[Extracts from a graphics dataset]
○ ○ ○

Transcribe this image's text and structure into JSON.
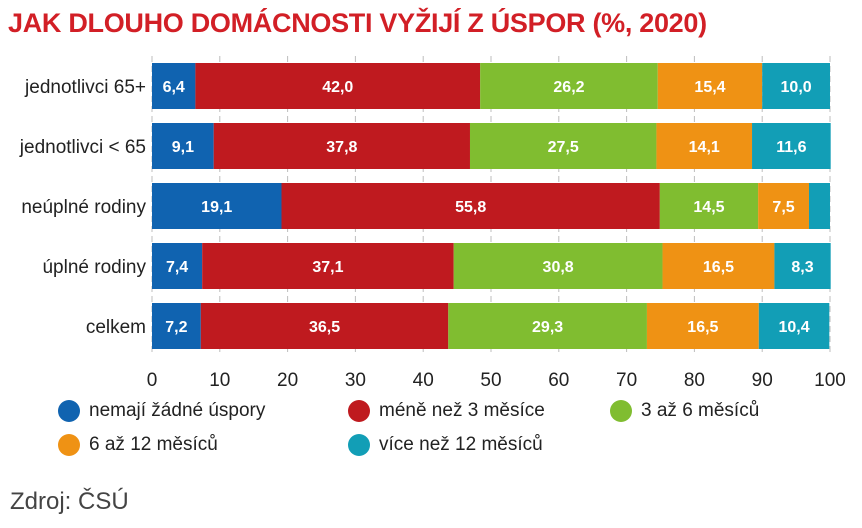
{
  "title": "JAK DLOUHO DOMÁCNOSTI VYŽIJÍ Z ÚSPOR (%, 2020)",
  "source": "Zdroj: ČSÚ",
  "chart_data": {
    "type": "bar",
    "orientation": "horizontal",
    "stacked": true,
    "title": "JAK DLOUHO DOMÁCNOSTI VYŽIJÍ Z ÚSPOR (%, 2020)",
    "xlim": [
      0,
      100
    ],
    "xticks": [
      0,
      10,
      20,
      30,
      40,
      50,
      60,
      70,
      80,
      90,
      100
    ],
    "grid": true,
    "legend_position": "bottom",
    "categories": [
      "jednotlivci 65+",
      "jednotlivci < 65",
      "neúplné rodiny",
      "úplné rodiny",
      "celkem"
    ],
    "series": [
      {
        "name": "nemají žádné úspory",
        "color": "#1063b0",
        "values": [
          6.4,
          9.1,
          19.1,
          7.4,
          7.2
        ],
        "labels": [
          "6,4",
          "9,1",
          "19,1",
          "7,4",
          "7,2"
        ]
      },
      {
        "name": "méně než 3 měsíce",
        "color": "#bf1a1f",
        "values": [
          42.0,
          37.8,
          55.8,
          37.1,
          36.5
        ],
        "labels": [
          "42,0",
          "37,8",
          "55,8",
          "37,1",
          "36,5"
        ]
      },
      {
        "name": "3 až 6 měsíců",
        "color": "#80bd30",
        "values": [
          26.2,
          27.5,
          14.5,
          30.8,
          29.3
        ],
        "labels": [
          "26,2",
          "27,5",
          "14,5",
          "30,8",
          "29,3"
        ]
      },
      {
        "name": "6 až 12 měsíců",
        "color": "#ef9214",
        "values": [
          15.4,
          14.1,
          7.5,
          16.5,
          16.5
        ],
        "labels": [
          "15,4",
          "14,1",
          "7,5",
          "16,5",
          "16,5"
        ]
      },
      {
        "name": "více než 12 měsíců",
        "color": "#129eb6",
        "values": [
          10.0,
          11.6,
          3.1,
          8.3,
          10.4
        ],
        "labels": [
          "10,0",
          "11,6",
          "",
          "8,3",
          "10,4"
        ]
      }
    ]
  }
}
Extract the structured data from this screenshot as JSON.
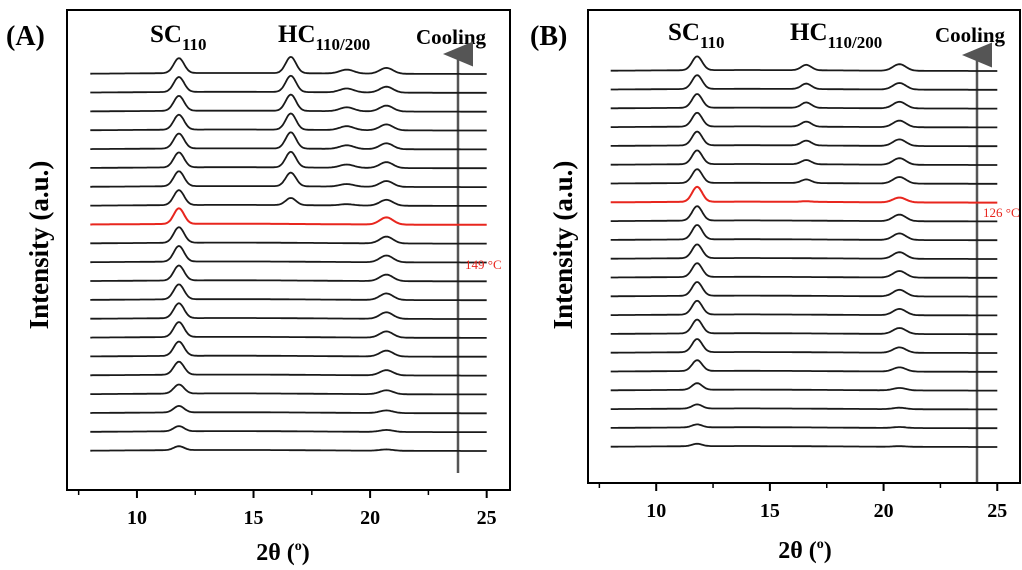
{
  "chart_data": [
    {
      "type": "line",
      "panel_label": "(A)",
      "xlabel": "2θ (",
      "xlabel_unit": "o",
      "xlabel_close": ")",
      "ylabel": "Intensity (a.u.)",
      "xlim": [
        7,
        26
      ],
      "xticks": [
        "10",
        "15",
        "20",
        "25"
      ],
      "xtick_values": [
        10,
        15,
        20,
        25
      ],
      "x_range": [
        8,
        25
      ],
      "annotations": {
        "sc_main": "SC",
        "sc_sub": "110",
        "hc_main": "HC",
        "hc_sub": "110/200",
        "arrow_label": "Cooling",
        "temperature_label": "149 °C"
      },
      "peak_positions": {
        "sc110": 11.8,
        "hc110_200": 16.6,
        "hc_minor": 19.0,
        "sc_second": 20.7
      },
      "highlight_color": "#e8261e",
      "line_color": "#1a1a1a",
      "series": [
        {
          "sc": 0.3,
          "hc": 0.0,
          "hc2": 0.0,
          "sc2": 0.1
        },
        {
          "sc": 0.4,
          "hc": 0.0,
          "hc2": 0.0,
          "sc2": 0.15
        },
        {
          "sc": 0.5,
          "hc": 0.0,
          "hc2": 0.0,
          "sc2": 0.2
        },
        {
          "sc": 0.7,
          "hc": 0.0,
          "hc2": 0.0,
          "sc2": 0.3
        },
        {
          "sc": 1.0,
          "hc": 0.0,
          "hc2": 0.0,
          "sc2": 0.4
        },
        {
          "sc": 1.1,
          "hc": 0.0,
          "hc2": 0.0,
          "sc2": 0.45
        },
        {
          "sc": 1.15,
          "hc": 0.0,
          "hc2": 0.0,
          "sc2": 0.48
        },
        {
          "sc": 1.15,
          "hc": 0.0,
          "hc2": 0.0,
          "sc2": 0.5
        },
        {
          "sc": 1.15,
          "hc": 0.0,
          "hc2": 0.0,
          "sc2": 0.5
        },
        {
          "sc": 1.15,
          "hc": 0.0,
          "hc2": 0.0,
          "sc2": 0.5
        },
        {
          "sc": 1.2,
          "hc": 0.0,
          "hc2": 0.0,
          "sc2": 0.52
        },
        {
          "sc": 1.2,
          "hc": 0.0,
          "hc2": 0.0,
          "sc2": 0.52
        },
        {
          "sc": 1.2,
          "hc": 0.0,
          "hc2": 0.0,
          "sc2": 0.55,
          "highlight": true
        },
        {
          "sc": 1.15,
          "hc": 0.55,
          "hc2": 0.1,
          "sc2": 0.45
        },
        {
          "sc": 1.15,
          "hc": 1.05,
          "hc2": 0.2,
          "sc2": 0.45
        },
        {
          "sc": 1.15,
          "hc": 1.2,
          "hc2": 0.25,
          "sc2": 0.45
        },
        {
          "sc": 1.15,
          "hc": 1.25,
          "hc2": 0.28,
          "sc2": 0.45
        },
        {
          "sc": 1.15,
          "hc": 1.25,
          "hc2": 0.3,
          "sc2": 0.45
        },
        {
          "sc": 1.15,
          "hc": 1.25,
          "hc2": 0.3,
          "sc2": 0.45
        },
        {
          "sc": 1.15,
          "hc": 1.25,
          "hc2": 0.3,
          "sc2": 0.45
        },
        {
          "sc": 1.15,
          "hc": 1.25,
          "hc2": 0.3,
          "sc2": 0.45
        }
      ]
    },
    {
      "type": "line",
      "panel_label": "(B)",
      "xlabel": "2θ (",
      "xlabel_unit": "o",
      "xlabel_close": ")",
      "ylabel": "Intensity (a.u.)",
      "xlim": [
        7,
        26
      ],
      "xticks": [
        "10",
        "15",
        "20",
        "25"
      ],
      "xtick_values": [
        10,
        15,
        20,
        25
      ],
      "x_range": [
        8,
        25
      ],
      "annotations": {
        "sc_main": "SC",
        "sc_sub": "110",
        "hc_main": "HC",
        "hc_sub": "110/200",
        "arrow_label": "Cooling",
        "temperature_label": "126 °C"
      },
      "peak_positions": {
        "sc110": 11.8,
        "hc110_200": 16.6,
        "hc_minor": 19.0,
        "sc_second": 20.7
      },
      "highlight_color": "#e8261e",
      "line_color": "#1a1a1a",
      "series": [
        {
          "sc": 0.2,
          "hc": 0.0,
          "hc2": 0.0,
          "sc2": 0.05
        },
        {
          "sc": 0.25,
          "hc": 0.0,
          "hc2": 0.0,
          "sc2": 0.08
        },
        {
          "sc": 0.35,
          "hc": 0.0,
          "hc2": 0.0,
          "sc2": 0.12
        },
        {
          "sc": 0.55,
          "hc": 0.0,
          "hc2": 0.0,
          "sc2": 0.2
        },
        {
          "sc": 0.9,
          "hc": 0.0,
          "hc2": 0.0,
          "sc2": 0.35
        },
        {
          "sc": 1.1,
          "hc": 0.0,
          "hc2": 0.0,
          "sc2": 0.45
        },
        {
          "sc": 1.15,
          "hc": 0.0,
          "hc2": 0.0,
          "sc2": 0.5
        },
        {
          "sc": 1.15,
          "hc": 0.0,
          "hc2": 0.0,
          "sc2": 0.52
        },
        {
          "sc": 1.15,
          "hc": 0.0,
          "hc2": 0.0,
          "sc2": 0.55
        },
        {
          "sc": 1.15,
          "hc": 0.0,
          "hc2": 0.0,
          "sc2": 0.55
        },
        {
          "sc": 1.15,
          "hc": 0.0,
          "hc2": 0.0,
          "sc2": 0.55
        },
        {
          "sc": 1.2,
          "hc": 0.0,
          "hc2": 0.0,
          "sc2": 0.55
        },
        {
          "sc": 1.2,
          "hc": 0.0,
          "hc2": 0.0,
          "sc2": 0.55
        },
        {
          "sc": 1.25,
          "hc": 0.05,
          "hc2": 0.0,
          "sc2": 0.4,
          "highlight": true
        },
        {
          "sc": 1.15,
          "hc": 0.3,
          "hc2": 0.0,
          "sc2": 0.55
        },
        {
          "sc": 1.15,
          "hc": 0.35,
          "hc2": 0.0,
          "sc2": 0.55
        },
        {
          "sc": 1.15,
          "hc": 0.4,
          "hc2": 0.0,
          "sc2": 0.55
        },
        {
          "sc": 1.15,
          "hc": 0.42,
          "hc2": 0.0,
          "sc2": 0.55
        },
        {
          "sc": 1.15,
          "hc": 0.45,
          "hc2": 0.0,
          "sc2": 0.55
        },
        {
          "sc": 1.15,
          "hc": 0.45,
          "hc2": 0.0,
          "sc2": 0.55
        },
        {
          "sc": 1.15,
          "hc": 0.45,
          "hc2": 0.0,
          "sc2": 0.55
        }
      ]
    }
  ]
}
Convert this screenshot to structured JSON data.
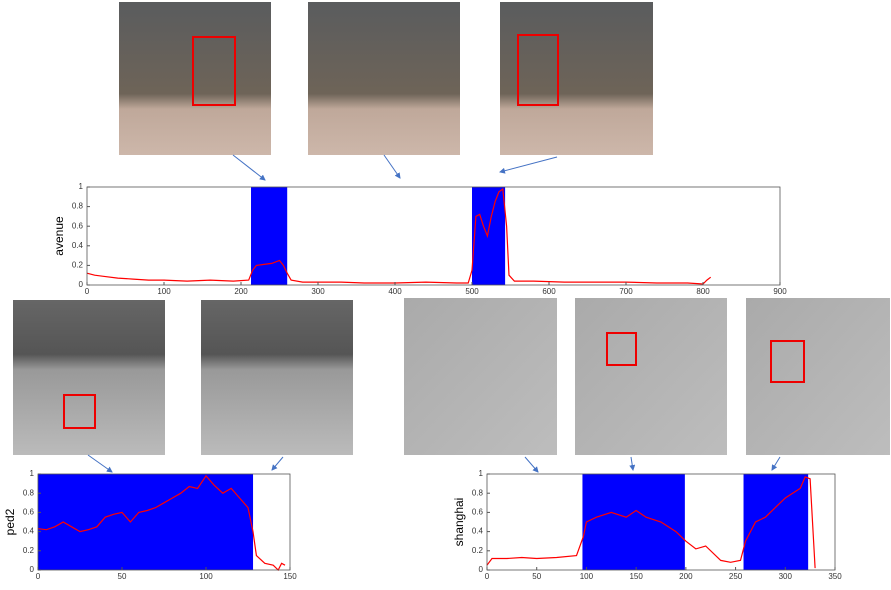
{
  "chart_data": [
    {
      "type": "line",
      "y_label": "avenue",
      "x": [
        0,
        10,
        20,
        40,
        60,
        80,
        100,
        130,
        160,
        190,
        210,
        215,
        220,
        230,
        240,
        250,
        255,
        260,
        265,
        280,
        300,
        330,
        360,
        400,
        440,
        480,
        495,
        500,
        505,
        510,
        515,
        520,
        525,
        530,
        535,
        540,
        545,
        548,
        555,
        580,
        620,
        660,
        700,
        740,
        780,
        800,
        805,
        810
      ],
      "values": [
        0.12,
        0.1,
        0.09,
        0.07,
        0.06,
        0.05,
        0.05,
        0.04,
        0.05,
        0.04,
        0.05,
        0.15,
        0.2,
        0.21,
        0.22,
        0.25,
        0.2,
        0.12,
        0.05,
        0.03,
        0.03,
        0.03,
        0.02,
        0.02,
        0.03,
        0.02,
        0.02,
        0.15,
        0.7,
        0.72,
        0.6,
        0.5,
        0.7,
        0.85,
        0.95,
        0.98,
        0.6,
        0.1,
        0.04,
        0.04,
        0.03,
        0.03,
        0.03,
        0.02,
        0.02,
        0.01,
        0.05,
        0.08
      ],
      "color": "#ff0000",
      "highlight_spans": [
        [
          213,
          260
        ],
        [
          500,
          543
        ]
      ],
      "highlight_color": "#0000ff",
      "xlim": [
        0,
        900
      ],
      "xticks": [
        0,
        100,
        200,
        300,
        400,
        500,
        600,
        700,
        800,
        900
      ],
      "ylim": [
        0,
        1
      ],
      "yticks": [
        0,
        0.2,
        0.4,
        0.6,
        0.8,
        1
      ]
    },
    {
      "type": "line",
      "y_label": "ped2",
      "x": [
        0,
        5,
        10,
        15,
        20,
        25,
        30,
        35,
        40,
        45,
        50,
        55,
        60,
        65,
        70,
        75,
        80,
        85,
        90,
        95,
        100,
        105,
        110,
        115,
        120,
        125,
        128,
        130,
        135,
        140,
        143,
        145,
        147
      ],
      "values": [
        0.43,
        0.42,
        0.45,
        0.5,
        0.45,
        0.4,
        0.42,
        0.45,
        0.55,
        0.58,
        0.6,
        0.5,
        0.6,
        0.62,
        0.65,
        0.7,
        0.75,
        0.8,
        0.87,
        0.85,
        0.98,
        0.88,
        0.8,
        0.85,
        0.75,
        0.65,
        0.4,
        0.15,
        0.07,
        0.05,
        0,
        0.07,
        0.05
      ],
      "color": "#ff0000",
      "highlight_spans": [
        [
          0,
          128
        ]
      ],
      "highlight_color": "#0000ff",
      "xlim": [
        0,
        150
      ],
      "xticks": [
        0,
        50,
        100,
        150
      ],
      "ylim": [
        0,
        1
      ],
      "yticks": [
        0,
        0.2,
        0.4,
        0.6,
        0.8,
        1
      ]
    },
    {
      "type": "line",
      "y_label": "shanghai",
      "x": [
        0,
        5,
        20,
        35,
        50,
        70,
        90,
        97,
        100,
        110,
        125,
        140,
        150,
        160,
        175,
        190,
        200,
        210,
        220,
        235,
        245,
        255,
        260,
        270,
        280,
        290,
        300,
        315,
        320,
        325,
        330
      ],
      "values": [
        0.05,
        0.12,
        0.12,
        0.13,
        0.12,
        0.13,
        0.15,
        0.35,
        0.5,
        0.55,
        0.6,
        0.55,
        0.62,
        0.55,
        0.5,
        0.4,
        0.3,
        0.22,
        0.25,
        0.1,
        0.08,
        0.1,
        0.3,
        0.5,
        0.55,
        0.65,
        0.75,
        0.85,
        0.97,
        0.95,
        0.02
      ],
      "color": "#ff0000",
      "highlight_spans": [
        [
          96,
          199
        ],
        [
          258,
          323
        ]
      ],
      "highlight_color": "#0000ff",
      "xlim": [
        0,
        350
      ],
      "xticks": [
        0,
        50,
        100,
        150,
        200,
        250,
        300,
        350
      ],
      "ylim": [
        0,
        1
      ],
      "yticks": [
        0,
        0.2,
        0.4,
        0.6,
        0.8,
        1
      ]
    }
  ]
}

○ ○ ○

§ **Request**: Determine how many lines of the data contain "DLOUHO" and give nothing but that number.

§ **Correct output**: 2